### Exercise details
Return every record below exactly as written, but leave out the pictures.

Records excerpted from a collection
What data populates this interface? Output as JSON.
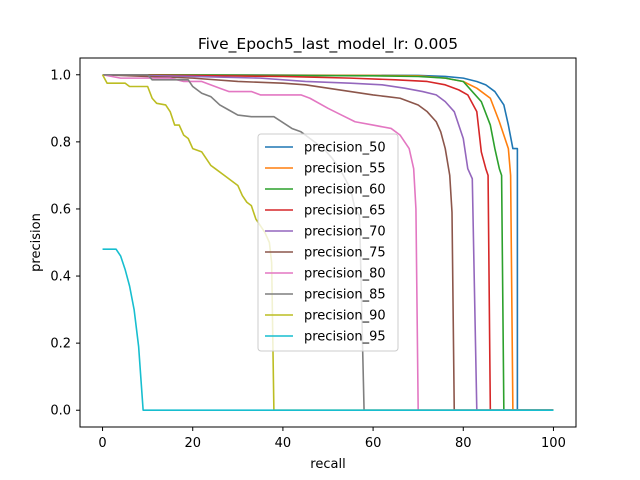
{
  "chart_data": {
    "type": "line",
    "title": "Five_Epoch5_last_model_lr: 0.005",
    "xlabel": "recall",
    "ylabel": "precision",
    "xlim": [
      -5,
      105
    ],
    "ylim": [
      -0.05,
      1.05
    ],
    "xticks": [
      0,
      20,
      40,
      60,
      80,
      100
    ],
    "yticks": [
      0.0,
      0.2,
      0.4,
      0.6,
      0.8,
      1.0
    ],
    "grid": false,
    "legend": {
      "placement": "center"
    },
    "series": [
      {
        "name": "precision_50",
        "color": "#1f77b4",
        "x": [
          0,
          70,
          76,
          80,
          83,
          85,
          87,
          89,
          90,
          91,
          92,
          92,
          100
        ],
        "y": [
          1.0,
          0.998,
          0.995,
          0.99,
          0.98,
          0.97,
          0.95,
          0.91,
          0.85,
          0.78,
          0.78,
          0.0,
          0.0
        ]
      },
      {
        "name": "precision_55",
        "color": "#ff7f0e",
        "x": [
          0,
          60,
          70,
          76,
          80,
          83,
          86,
          88,
          90,
          90.5,
          91,
          100
        ],
        "y": [
          1.0,
          0.998,
          0.997,
          0.99,
          0.98,
          0.96,
          0.93,
          0.86,
          0.78,
          0.7,
          0.0,
          0.0
        ]
      },
      {
        "name": "precision_60",
        "color": "#2ca02c",
        "x": [
          0,
          60,
          70,
          76,
          80,
          82,
          84,
          86,
          87,
          88,
          88.5,
          89,
          100
        ],
        "y": [
          1.0,
          0.997,
          0.995,
          0.99,
          0.98,
          0.95,
          0.92,
          0.85,
          0.78,
          0.72,
          0.7,
          0.0,
          0.0
        ]
      },
      {
        "name": "precision_65",
        "color": "#d62728",
        "x": [
          0,
          40,
          55,
          65,
          72,
          76,
          79,
          81,
          83,
          84,
          85,
          85.5,
          86,
          100
        ],
        "y": [
          1.0,
          0.995,
          0.99,
          0.985,
          0.98,
          0.97,
          0.955,
          0.94,
          0.89,
          0.77,
          0.72,
          0.7,
          0.0,
          0.0
        ]
      },
      {
        "name": "precision_70",
        "color": "#9467bd",
        "x": [
          0,
          20,
          35,
          45,
          55,
          62,
          67,
          71,
          74,
          76,
          78,
          80,
          81,
          82,
          83,
          100
        ],
        "y": [
          1.0,
          0.995,
          0.99,
          0.98,
          0.975,
          0.97,
          0.96,
          0.95,
          0.94,
          0.92,
          0.89,
          0.81,
          0.72,
          0.69,
          0.0,
          0.0
        ]
      },
      {
        "name": "precision_75",
        "color": "#8c564b",
        "x": [
          0,
          20,
          30,
          40,
          45,
          50,
          55,
          60,
          63,
          66,
          68,
          70,
          72,
          74,
          75,
          76,
          77,
          77.5,
          78,
          100
        ],
        "y": [
          1.0,
          0.99,
          0.98,
          0.975,
          0.97,
          0.96,
          0.95,
          0.94,
          0.935,
          0.93,
          0.92,
          0.91,
          0.89,
          0.86,
          0.83,
          0.78,
          0.7,
          0.59,
          0.0,
          0.0
        ]
      },
      {
        "name": "precision_80",
        "color": "#e377c2",
        "x": [
          0,
          4,
          15,
          18,
          22,
          24,
          26,
          28,
          33,
          35,
          44,
          46,
          50,
          53,
          56,
          60,
          64,
          66,
          68,
          69,
          69.5,
          70,
          100
        ],
        "y": [
          1.0,
          0.99,
          0.99,
          0.98,
          0.98,
          0.97,
          0.96,
          0.95,
          0.95,
          0.94,
          0.94,
          0.93,
          0.9,
          0.88,
          0.86,
          0.85,
          0.84,
          0.82,
          0.78,
          0.72,
          0.6,
          0.0,
          0.0
        ]
      },
      {
        "name": "precision_85",
        "color": "#7f7f7f",
        "x": [
          0,
          10,
          11,
          19,
          20,
          22,
          24,
          26,
          28,
          30,
          33,
          38,
          42,
          44,
          46,
          49,
          51,
          53,
          55,
          56,
          57,
          58,
          100
        ],
        "y": [
          1.0,
          1.0,
          0.985,
          0.985,
          0.965,
          0.945,
          0.935,
          0.91,
          0.895,
          0.88,
          0.875,
          0.875,
          0.84,
          0.83,
          0.81,
          0.78,
          0.75,
          0.71,
          0.66,
          0.6,
          0.58,
          0.0,
          0.0
        ]
      },
      {
        "name": "precision_90",
        "color": "#bcbd22",
        "x": [
          0,
          1,
          5,
          6,
          10,
          11,
          12,
          14,
          15,
          16,
          17,
          18,
          19,
          20,
          22,
          24,
          25,
          27,
          29,
          30,
          31,
          32,
          33,
          34,
          35,
          36,
          37,
          37.5,
          38,
          100
        ],
        "y": [
          1.0,
          0.975,
          0.975,
          0.965,
          0.965,
          0.93,
          0.915,
          0.91,
          0.89,
          0.85,
          0.85,
          0.82,
          0.81,
          0.78,
          0.77,
          0.73,
          0.72,
          0.7,
          0.68,
          0.67,
          0.64,
          0.62,
          0.61,
          0.57,
          0.55,
          0.53,
          0.5,
          0.44,
          0.0,
          0.0
        ]
      },
      {
        "name": "precision_95",
        "color": "#17becf",
        "x": [
          0,
          1,
          2,
          3,
          4,
          5,
          6,
          7,
          8,
          9,
          100
        ],
        "y": [
          0.48,
          0.48,
          0.48,
          0.48,
          0.46,
          0.42,
          0.37,
          0.3,
          0.19,
          0.0,
          0.0
        ]
      }
    ]
  }
}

### Correct response
What data populates this interface? Output as JSON.
{
  "chart_data": {
    "type": "line",
    "title": "Five_Epoch5_last_model_lr: 0.005",
    "xlabel": "recall",
    "ylabel": "precision",
    "xlim": [
      -5,
      105
    ],
    "ylim": [
      -0.05,
      1.05
    ],
    "xticks": [
      0,
      20,
      40,
      60,
      80,
      100
    ],
    "yticks": [
      0.0,
      0.2,
      0.4,
      0.6,
      0.8,
      1.0
    ],
    "grid": false,
    "legend": {
      "placement": "center"
    },
    "series": [
      {
        "name": "precision_50",
        "color": "#1f77b4",
        "x": [
          0,
          70,
          76,
          80,
          83,
          85,
          87,
          89,
          90,
          91,
          92,
          92,
          100
        ],
        "y": [
          1.0,
          0.998,
          0.995,
          0.99,
          0.98,
          0.97,
          0.95,
          0.91,
          0.85,
          0.78,
          0.78,
          0.0,
          0.0
        ]
      },
      {
        "name": "precision_55",
        "color": "#ff7f0e",
        "x": [
          0,
          60,
          70,
          76,
          80,
          83,
          86,
          88,
          90,
          90.5,
          91,
          100
        ],
        "y": [
          1.0,
          0.998,
          0.997,
          0.99,
          0.98,
          0.96,
          0.93,
          0.86,
          0.78,
          0.7,
          0.0,
          0.0
        ]
      },
      {
        "name": "precision_60",
        "color": "#2ca02c",
        "x": [
          0,
          60,
          70,
          76,
          80,
          82,
          84,
          86,
          87,
          88,
          88.5,
          89,
          100
        ],
        "y": [
          1.0,
          0.997,
          0.995,
          0.99,
          0.98,
          0.95,
          0.92,
          0.85,
          0.78,
          0.72,
          0.7,
          0.0,
          0.0
        ]
      },
      {
        "name": "precision_65",
        "color": "#d62728",
        "x": [
          0,
          40,
          55,
          65,
          72,
          76,
          79,
          81,
          83,
          84,
          85,
          85.5,
          86,
          100
        ],
        "y": [
          1.0,
          0.995,
          0.99,
          0.985,
          0.98,
          0.97,
          0.955,
          0.94,
          0.89,
          0.77,
          0.72,
          0.7,
          0.0,
          0.0
        ]
      },
      {
        "name": "precision_70",
        "color": "#9467bd",
        "x": [
          0,
          20,
          35,
          45,
          55,
          62,
          67,
          71,
          74,
          76,
          78,
          80,
          81,
          82,
          83,
          100
        ],
        "y": [
          1.0,
          0.995,
          0.99,
          0.98,
          0.975,
          0.97,
          0.96,
          0.95,
          0.94,
          0.92,
          0.89,
          0.81,
          0.72,
          0.69,
          0.0,
          0.0
        ]
      },
      {
        "name": "precision_75",
        "color": "#8c564b",
        "x": [
          0,
          20,
          30,
          40,
          45,
          50,
          55,
          60,
          63,
          66,
          68,
          70,
          72,
          74,
          75,
          76,
          77,
          77.5,
          78,
          100
        ],
        "y": [
          1.0,
          0.99,
          0.98,
          0.975,
          0.97,
          0.96,
          0.95,
          0.94,
          0.935,
          0.93,
          0.92,
          0.91,
          0.89,
          0.86,
          0.83,
          0.78,
          0.7,
          0.59,
          0.0,
          0.0
        ]
      },
      {
        "name": "precision_80",
        "color": "#e377c2",
        "x": [
          0,
          4,
          15,
          18,
          22,
          24,
          26,
          28,
          33,
          35,
          44,
          46,
          50,
          53,
          56,
          60,
          64,
          66,
          68,
          69,
          69.5,
          70,
          100
        ],
        "y": [
          1.0,
          0.99,
          0.99,
          0.98,
          0.98,
          0.97,
          0.96,
          0.95,
          0.95,
          0.94,
          0.94,
          0.93,
          0.9,
          0.88,
          0.86,
          0.85,
          0.84,
          0.82,
          0.78,
          0.72,
          0.6,
          0.0,
          0.0
        ]
      },
      {
        "name": "precision_85",
        "color": "#7f7f7f",
        "x": [
          0,
          10,
          11,
          19,
          20,
          22,
          24,
          26,
          28,
          30,
          33,
          38,
          42,
          44,
          46,
          49,
          51,
          53,
          55,
          56,
          57,
          58,
          100
        ],
        "y": [
          1.0,
          1.0,
          0.985,
          0.985,
          0.965,
          0.945,
          0.935,
          0.91,
          0.895,
          0.88,
          0.875,
          0.875,
          0.84,
          0.83,
          0.81,
          0.78,
          0.75,
          0.71,
          0.66,
          0.6,
          0.58,
          0.0,
          0.0
        ]
      },
      {
        "name": "precision_90",
        "color": "#bcbd22",
        "x": [
          0,
          1,
          5,
          6,
          10,
          11,
          12,
          14,
          15,
          16,
          17,
          18,
          19,
          20,
          22,
          24,
          25,
          27,
          29,
          30,
          31,
          32,
          33,
          34,
          35,
          36,
          37,
          37.5,
          38,
          100
        ],
        "y": [
          1.0,
          0.975,
          0.975,
          0.965,
          0.965,
          0.93,
          0.915,
          0.91,
          0.89,
          0.85,
          0.85,
          0.82,
          0.81,
          0.78,
          0.77,
          0.73,
          0.72,
          0.7,
          0.68,
          0.67,
          0.64,
          0.62,
          0.61,
          0.57,
          0.55,
          0.53,
          0.5,
          0.44,
          0.0,
          0.0
        ]
      },
      {
        "name": "precision_95",
        "color": "#17becf",
        "x": [
          0,
          1,
          2,
          3,
          4,
          5,
          6,
          7,
          8,
          9,
          100
        ],
        "y": [
          0.48,
          0.48,
          0.48,
          0.48,
          0.46,
          0.42,
          0.37,
          0.3,
          0.19,
          0.0,
          0.0
        ]
      }
    ]
  }
}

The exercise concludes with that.